Dataset extract:
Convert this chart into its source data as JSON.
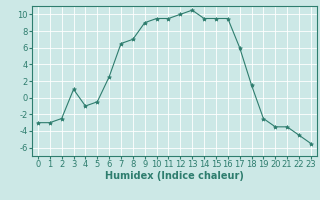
{
  "x": [
    0,
    1,
    2,
    3,
    4,
    5,
    6,
    7,
    8,
    9,
    10,
    11,
    12,
    13,
    14,
    15,
    16,
    17,
    18,
    19,
    20,
    21,
    22,
    23
  ],
  "y": [
    -3,
    -3,
    -2.5,
    1,
    -1,
    -0.5,
    2.5,
    6.5,
    7,
    9,
    9.5,
    9.5,
    10,
    10.5,
    9.5,
    9.5,
    9.5,
    6,
    1.5,
    -2.5,
    -3.5,
    -3.5,
    -4.5,
    -5.5
  ],
  "line_color": "#2e7d6e",
  "marker": "*",
  "marker_size": 3,
  "bg_color": "#cce8e6",
  "grid_color": "#ffffff",
  "xlabel": "Humidex (Indice chaleur)",
  "xlim": [
    -0.5,
    23.5
  ],
  "ylim": [
    -7,
    11
  ],
  "xticks": [
    0,
    1,
    2,
    3,
    4,
    5,
    6,
    7,
    8,
    9,
    10,
    11,
    12,
    13,
    14,
    15,
    16,
    17,
    18,
    19,
    20,
    21,
    22,
    23
  ],
  "yticks": [
    -6,
    -4,
    -2,
    0,
    2,
    4,
    6,
    8,
    10
  ],
  "tick_fontsize": 6,
  "xlabel_fontsize": 7
}
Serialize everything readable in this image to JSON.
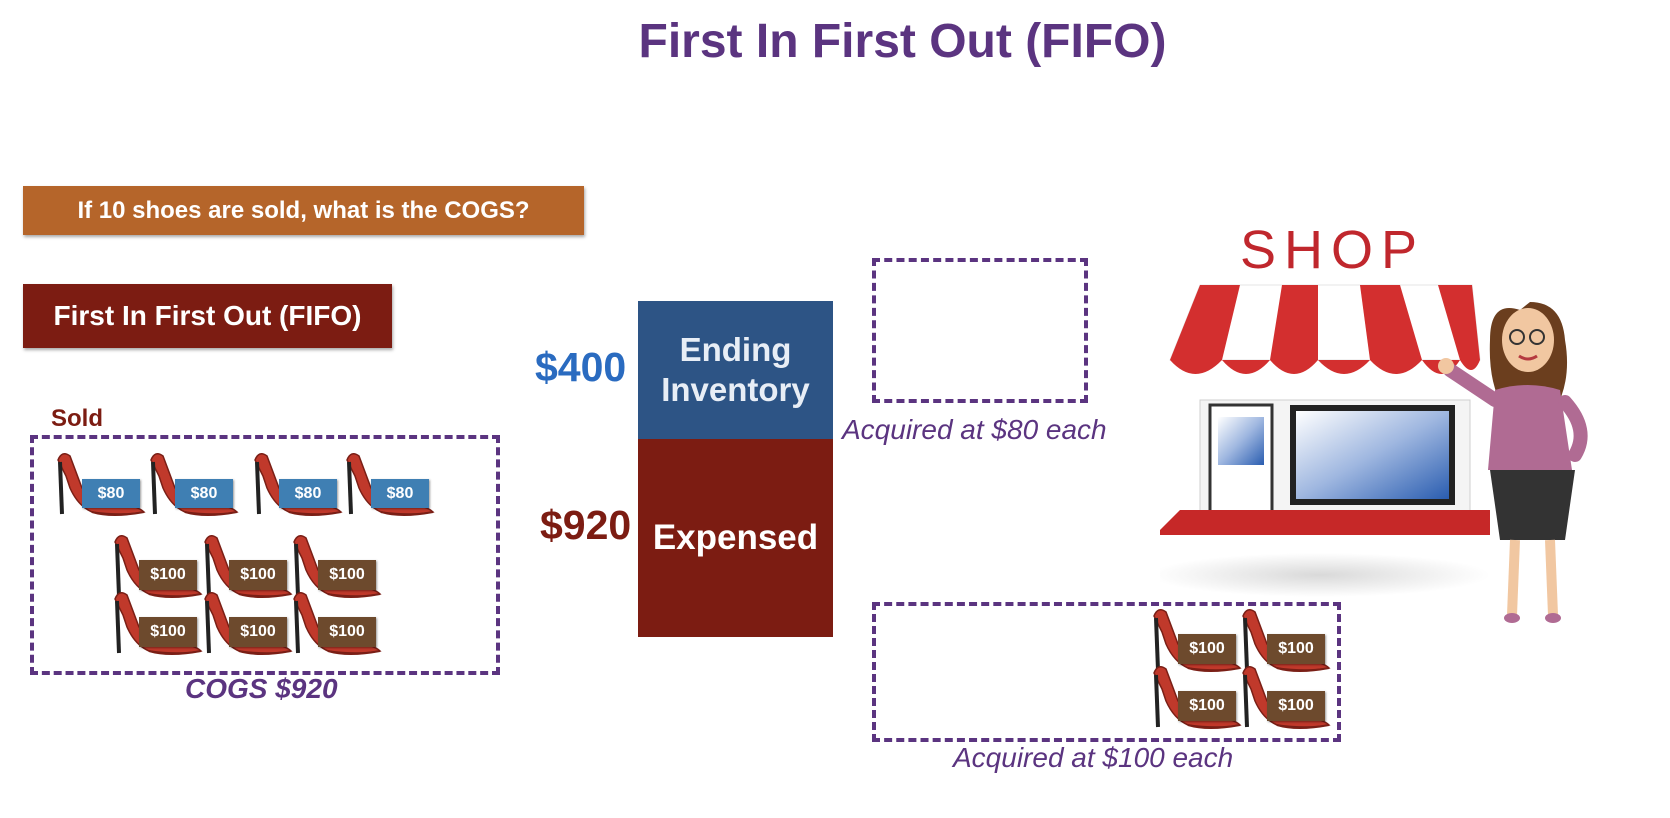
{
  "title": "First In First Out (FIFO)",
  "question": "If 10 shoes are sold, what is the COGS?",
  "method_label": "First In First Out (FIFO)",
  "sold": {
    "label": "Sold",
    "cogs_label": "COGS $920",
    "price_tags_80": [
      "$80",
      "$80",
      "$80",
      "$80"
    ],
    "price_tags_100": [
      "$100",
      "$100",
      "$100",
      "$100",
      "$100",
      "$100"
    ]
  },
  "stack": {
    "ending_inventory": {
      "value": "$400",
      "label_line1": "Ending",
      "label_line2": "Inventory"
    },
    "expensed": {
      "value": "$920",
      "label": "Expensed"
    }
  },
  "remaining": {
    "acquired_80": "Acquired at $80 each",
    "acquired_100": "Acquired at $100 each",
    "price_tags_100": [
      "$100",
      "$100",
      "$100",
      "$100"
    ]
  },
  "shop": {
    "sign": "SHOP"
  },
  "colors": {
    "title": "#5b3480",
    "question_bg": "#b5652a",
    "method_bg": "#7c1c12",
    "ending_bar": "#2d5485",
    "expensed_bar": "#7c1c12",
    "ending_value": "#2a6bc0",
    "dashed_border": "#5b3480"
  }
}
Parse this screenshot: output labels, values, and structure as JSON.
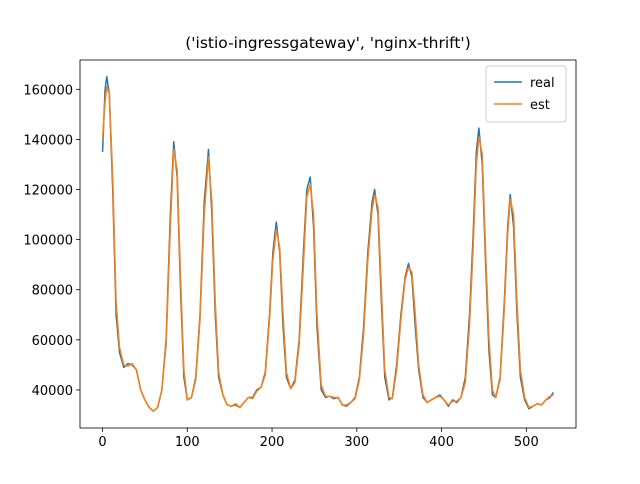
{
  "chart_data": {
    "type": "line",
    "title": "('istio-ingressgateway', 'nginx-thrift')",
    "x": [
      0,
      3,
      5,
      8,
      12,
      16,
      20,
      25,
      30,
      35,
      40,
      45,
      50,
      55,
      60,
      65,
      70,
      75,
      80,
      84,
      88,
      92,
      96,
      100,
      105,
      110,
      115,
      120,
      125,
      129,
      133,
      137,
      142,
      147,
      152,
      157,
      162,
      167,
      172,
      177,
      182,
      187,
      192,
      197,
      201,
      205,
      209,
      213,
      217,
      222,
      227,
      232,
      237,
      241,
      245,
      249,
      253,
      258,
      263,
      268,
      273,
      278,
      283,
      288,
      293,
      298,
      303,
      308,
      313,
      318,
      321,
      325,
      329,
      333,
      338,
      342,
      347,
      352,
      357,
      361,
      365,
      369,
      373,
      378,
      383,
      388,
      393,
      398,
      403,
      408,
      413,
      418,
      423,
      428,
      433,
      437,
      441,
      444,
      448,
      452,
      456,
      460,
      464,
      469,
      474,
      478,
      481,
      485,
      489,
      493,
      498,
      503,
      508,
      513,
      518,
      523,
      528,
      532
    ],
    "series": [
      {
        "name": "real",
        "color": "#1f77b4",
        "values": [
          135000,
          160000,
          165000,
          158000,
          120000,
          70000,
          55000,
          49000,
          50500,
          50000,
          48000,
          40000,
          36000,
          33000,
          31500,
          33000,
          40000,
          60000,
          110000,
          139000,
          125000,
          80000,
          45000,
          36000,
          37000,
          45000,
          70000,
          115000,
          136000,
          110000,
          70000,
          45000,
          38000,
          34000,
          33500,
          34000,
          33000,
          35000,
          37000,
          37000,
          40000,
          41000,
          47000,
          70000,
          95000,
          107000,
          95000,
          65000,
          45000,
          40500,
          44000,
          60000,
          95000,
          120000,
          125000,
          105000,
          65000,
          40000,
          37000,
          37500,
          36500,
          37000,
          34000,
          33500,
          35000,
          37000,
          45000,
          65000,
          95000,
          115000,
          120000,
          110000,
          75000,
          45000,
          36000,
          37000,
          50000,
          70000,
          85000,
          90500,
          85000,
          65000,
          48000,
          37000,
          35000,
          36000,
          37000,
          38000,
          36000,
          33500,
          36000,
          35000,
          37000,
          45000,
          70000,
          100000,
          135000,
          144500,
          130000,
          90000,
          55000,
          38000,
          37000,
          45000,
          75000,
          105000,
          118000,
          105000,
          70000,
          45000,
          36000,
          32500,
          33500,
          34500,
          34000,
          36000,
          37000,
          39000
        ]
      },
      {
        "name": "est",
        "color": "#ff7f0e",
        "values": [
          140000,
          155000,
          161000,
          158000,
          125000,
          75000,
          57000,
          50000,
          49500,
          50500,
          48000,
          40000,
          36000,
          33000,
          31500,
          33000,
          40000,
          58000,
          105000,
          136000,
          128000,
          85000,
          48000,
          36000,
          37000,
          44000,
          68000,
          110000,
          133000,
          115000,
          75000,
          47000,
          38000,
          34000,
          33500,
          34500,
          33000,
          35000,
          37000,
          36500,
          39500,
          41000,
          46000,
          68000,
          92000,
          104000,
          97000,
          70000,
          47000,
          40500,
          43000,
          58000,
          90000,
          117000,
          122000,
          110000,
          70000,
          42000,
          37500,
          37500,
          37000,
          37000,
          34000,
          34000,
          35000,
          36500,
          44000,
          62000,
          92000,
          112000,
          118000,
          113000,
          80000,
          48000,
          37000,
          36500,
          48000,
          68000,
          84000,
          89000,
          87000,
          70000,
          50000,
          38000,
          35000,
          36000,
          37000,
          37500,
          36000,
          34000,
          35500,
          35500,
          37000,
          43000,
          66000,
          95000,
          130000,
          141000,
          134000,
          95000,
          60000,
          40000,
          37000,
          44000,
          72000,
          102000,
          116000,
          110000,
          75000,
          48000,
          37000,
          33000,
          33500,
          34500,
          34000,
          36000,
          37500,
          38000
        ]
      }
    ],
    "xlim": [
      -26.6,
      558.6
    ],
    "xticks": [
      0,
      100,
      200,
      300,
      400,
      500
    ],
    "ylim": [
      24800,
      171700
    ],
    "yticks": [
      40000,
      60000,
      80000,
      100000,
      120000,
      140000,
      160000
    ],
    "legend": "upper right"
  }
}
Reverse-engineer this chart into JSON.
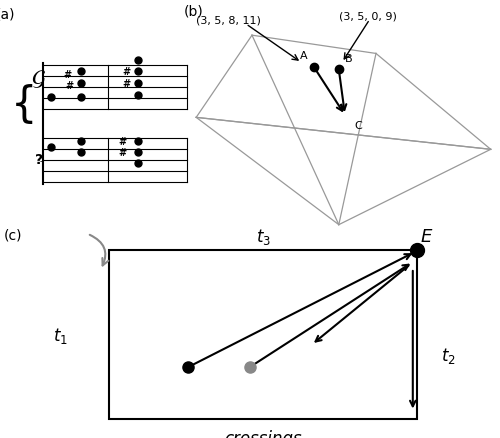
{
  "panel_a_label": "(a)",
  "panel_b_label": "(b)",
  "panel_c_label": "(c)",
  "tetra_label1": "(3, 5, 8, 11)",
  "tetra_label2": "(3, 5, 0, 9)",
  "point_A_label": "A",
  "point_B_label": "B",
  "point_C_label": "C",
  "box_label_t3": "$t_3$",
  "box_label_t1": "$t_1$",
  "box_label_t2": "$t_2$",
  "box_label_E": "E",
  "box_label_crossings": "crossings",
  "bg_color": "#ffffff",
  "line_color": "#000000",
  "gray_color": "#808080",
  "light_gray": "#aaaaaa"
}
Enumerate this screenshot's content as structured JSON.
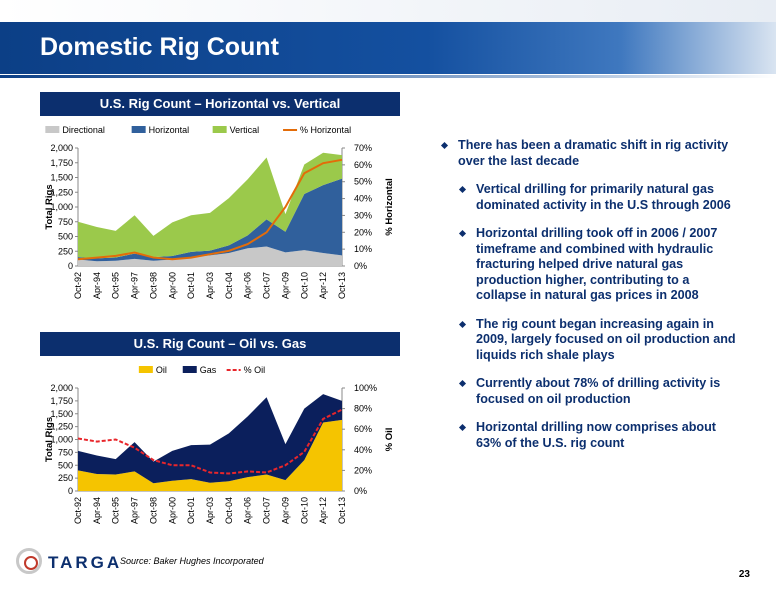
{
  "page": {
    "title": "Domestic Rig Count",
    "page_number": "23",
    "source": "Source: Baker Hughes Incorporated",
    "logo_text": "TARGA"
  },
  "colors": {
    "directional": "#c8c8c8",
    "horizontal": "#30609c",
    "vertical": "#9bc94b",
    "pct_horizontal": "#e36c09",
    "oil": "#f5c400",
    "gas": "#0b1f5c",
    "pct_oil": "#e8262b",
    "header_bg": "#0c2f6e"
  },
  "bullets": [
    {
      "level": 0,
      "text": "There has been a dramatic shift in rig activity over the last decade"
    },
    {
      "level": 1,
      "text": "Vertical drilling for primarily natural gas dominated activity in the U.S through 2006"
    },
    {
      "level": 1,
      "text": "Horizontal drilling took off in 2006 / 2007 timeframe and combined with hydraulic fracturing helped drive natural gas production higher, contributing to a collapse in natural gas prices in 2008"
    },
    {
      "level": 1,
      "text": "The rig count began increasing again in 2009, largely focused on oil production and liquids rich shale plays"
    },
    {
      "level": 1,
      "text": "Currently about 78% of drilling activity is focused on oil production"
    },
    {
      "level": 1,
      "text": "Horizontal drilling now comprises about 63% of the U.S. rig count"
    }
  ],
  "chart_data": [
    {
      "type": "area",
      "title": "U.S. Rig Count – Horizontal vs. Vertical",
      "ylabel": "Total Rigs",
      "y2label": "% Horizontal",
      "ylim": [
        0,
        2000
      ],
      "y2lim": [
        0,
        70
      ],
      "yticks": [
        "2,000",
        "1,750",
        "1,500",
        "1,250",
        "1,000",
        "750",
        "500",
        "250",
        "0"
      ],
      "y2ticks": [
        "70%",
        "60%",
        "50%",
        "40%",
        "30%",
        "20%",
        "10%",
        "0%"
      ],
      "legend_position": "top",
      "x": [
        "Oct-92",
        "Apr-94",
        "Oct-95",
        "Apr-97",
        "Oct-98",
        "Apr-00",
        "Oct-01",
        "Apr-03",
        "Oct-04",
        "Apr-06",
        "Oct-07",
        "Apr-09",
        "Oct-10",
        "Apr-12",
        "Oct-13"
      ],
      "series": [
        {
          "name": "Directional",
          "kind": "stacked-area",
          "values": [
            110,
            80,
            90,
            120,
            90,
            110,
            150,
            180,
            220,
            300,
            330,
            230,
            270,
            220,
            180
          ]
        },
        {
          "name": "Horizontal",
          "kind": "stacked-area",
          "values": [
            40,
            50,
            55,
            90,
            60,
            60,
            90,
            80,
            130,
            220,
            460,
            350,
            950,
            1150,
            1300
          ]
        },
        {
          "name": "Vertical",
          "kind": "stacked-area",
          "values": [
            600,
            530,
            450,
            650,
            360,
            570,
            620,
            640,
            800,
            950,
            1050,
            300,
            500,
            550,
            400
          ]
        },
        {
          "name": "% Horizontal",
          "kind": "line",
          "axis": "right",
          "values": [
            4,
            5,
            6,
            8,
            5,
            4,
            5,
            7,
            9,
            13,
            20,
            35,
            55,
            61,
            63
          ]
        }
      ]
    },
    {
      "type": "area",
      "title": "U.S. Rig Count – Oil vs. Gas",
      "ylabel": "Total Rigs",
      "y2label": "% Oil",
      "ylim": [
        0,
        2000
      ],
      "y2lim": [
        0,
        100
      ],
      "yticks": [
        "2,000",
        "1,750",
        "1,500",
        "1,250",
        "1,000",
        "750",
        "500",
        "250",
        "0"
      ],
      "y2ticks": [
        "100%",
        "80%",
        "60%",
        "40%",
        "20%",
        "0%"
      ],
      "legend_position": "top",
      "x": [
        "Oct-92",
        "Apr-94",
        "Oct-95",
        "Apr-97",
        "Oct-98",
        "Apr-00",
        "Oct-01",
        "Apr-03",
        "Oct-04",
        "Apr-06",
        "Oct-07",
        "Apr-09",
        "Oct-10",
        "Apr-12",
        "Oct-13"
      ],
      "series": [
        {
          "name": "Oil",
          "kind": "stacked-area",
          "values": [
            400,
            330,
            320,
            380,
            150,
            200,
            230,
            160,
            190,
            270,
            320,
            210,
            600,
            1330,
            1380
          ]
        },
        {
          "name": "Gas",
          "kind": "stacked-area",
          "values": [
            380,
            360,
            300,
            570,
            420,
            580,
            660,
            740,
            930,
            1180,
            1500,
            700,
            1000,
            550,
            370
          ]
        },
        {
          "name": "% Oil",
          "kind": "dashed-line",
          "axis": "right",
          "values": [
            51,
            48,
            50,
            42,
            30,
            25,
            25,
            18,
            17,
            19,
            18,
            25,
            38,
            70,
            79
          ]
        }
      ]
    }
  ]
}
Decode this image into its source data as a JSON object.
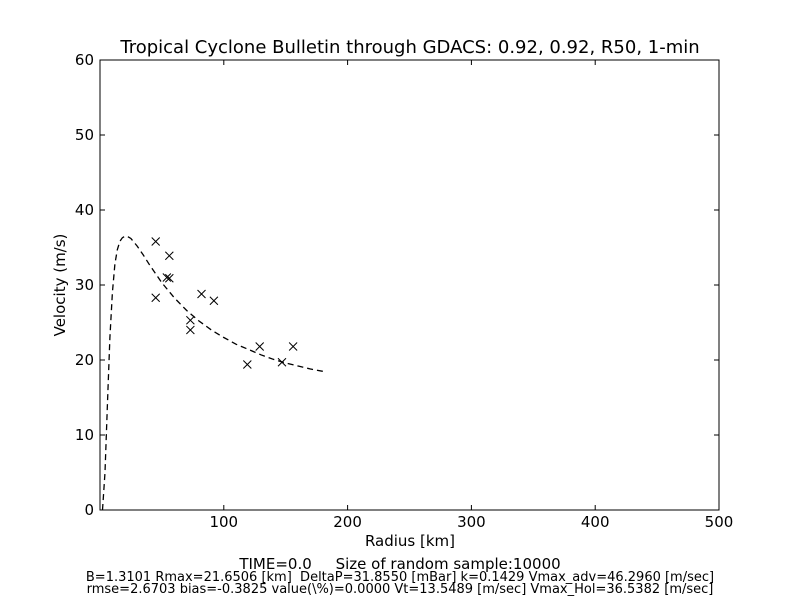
{
  "chart_data": {
    "type": "scatter",
    "title": "Tropical Cyclone Bulletin through GDACS: 0.92, 0.92, R50, 1-min",
    "xlabel": "Radius [km]",
    "ylabel": "Velocity (m/s)",
    "xlim": [
      0,
      500
    ],
    "ylim": [
      0,
      60
    ],
    "xticks": [
      100,
      200,
      300,
      400,
      500
    ],
    "yticks": [
      0,
      10,
      20,
      30,
      40,
      50,
      60
    ],
    "grid": false,
    "series": [
      {
        "style": "x-markers",
        "x": [
          45,
          45,
          54,
          56,
          56,
          73,
          73,
          82,
          92,
          119,
          129,
          147,
          156
        ],
        "y": [
          35.8,
          28.3,
          31.0,
          33.9,
          30.9,
          25.3,
          24.0,
          28.8,
          27.9,
          19.4,
          21.8,
          19.7,
          21.8
        ]
      },
      {
        "style": "dashed-line",
        "x": [
          2,
          4,
          6,
          8,
          10,
          12,
          14,
          16,
          18,
          20,
          22,
          25,
          30,
          35,
          40,
          50,
          60,
          70,
          80,
          90,
          100,
          110,
          120,
          130,
          140,
          150,
          160,
          170,
          180
        ],
        "y": [
          0,
          5,
          14,
          23,
          29,
          32.8,
          34.7,
          35.8,
          36.3,
          36.5,
          36.5,
          36.2,
          35.2,
          34.0,
          32.7,
          30.3,
          28.3,
          26.6,
          25.2,
          24.0,
          23.0,
          22.1,
          21.4,
          20.7,
          20.1,
          19.6,
          19.2,
          18.8,
          18.5
        ]
      }
    ]
  },
  "footer": {
    "line1": "TIME=0.0     Size of random sample:10000",
    "line2": "B=1.3101 Rmax=21.6506 [km]  DeltaP=31.8550 [mBar] k=0.1429 Vmax_adv=46.2960 [m/sec]",
    "line3": "rmse=2.6703 bias=-0.3825 value(\\%)=0.0000 Vt=13.5489 [m/sec] Vmax_Hol=36.5382 [m/sec]"
  }
}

Exercise:
Select every line where the word "type" occurs.

Answer for the task:
    "type": "line",
      "type": "area",
      "type": "area",
    "type": "scatter",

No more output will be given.